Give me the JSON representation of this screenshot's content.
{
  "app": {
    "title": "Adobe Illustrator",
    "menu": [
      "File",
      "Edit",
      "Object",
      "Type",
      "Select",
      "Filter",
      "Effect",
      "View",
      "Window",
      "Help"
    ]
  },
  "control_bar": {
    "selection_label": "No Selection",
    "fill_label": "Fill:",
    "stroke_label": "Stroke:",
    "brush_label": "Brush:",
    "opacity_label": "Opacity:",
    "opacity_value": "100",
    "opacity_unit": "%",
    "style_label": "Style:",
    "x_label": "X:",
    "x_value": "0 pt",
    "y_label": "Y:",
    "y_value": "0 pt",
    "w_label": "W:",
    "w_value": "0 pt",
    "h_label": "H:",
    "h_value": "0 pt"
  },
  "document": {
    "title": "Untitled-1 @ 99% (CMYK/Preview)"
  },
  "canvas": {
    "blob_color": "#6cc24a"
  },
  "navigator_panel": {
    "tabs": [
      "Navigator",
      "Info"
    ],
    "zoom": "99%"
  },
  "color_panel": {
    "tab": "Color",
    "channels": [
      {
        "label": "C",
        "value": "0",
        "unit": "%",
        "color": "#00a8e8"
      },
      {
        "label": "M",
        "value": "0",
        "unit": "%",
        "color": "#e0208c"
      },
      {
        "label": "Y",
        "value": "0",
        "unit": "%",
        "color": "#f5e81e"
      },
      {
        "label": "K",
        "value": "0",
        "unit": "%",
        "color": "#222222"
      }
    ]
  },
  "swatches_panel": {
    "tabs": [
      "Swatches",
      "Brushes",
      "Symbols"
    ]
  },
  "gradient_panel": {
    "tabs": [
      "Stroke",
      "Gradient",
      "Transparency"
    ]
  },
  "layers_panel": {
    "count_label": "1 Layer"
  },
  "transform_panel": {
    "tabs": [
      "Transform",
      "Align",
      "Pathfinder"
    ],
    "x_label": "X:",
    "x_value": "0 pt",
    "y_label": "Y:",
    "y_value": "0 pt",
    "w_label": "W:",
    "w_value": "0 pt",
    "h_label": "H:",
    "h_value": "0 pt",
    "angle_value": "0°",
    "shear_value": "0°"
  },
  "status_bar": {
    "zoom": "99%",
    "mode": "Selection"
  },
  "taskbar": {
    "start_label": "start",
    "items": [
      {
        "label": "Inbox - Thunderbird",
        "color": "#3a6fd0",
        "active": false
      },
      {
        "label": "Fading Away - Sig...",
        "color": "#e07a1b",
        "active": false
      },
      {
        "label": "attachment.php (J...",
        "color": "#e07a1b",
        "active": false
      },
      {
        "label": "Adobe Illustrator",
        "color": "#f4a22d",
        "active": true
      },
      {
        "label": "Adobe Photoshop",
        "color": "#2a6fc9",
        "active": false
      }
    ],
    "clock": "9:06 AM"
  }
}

◇ ◇ ◇ ◇ ◇

Reproduce each line holding the word "title".

    "title": "Adobe Illustrator",
    "title": "Untitled-1 @ 99% (CMYK/Preview)"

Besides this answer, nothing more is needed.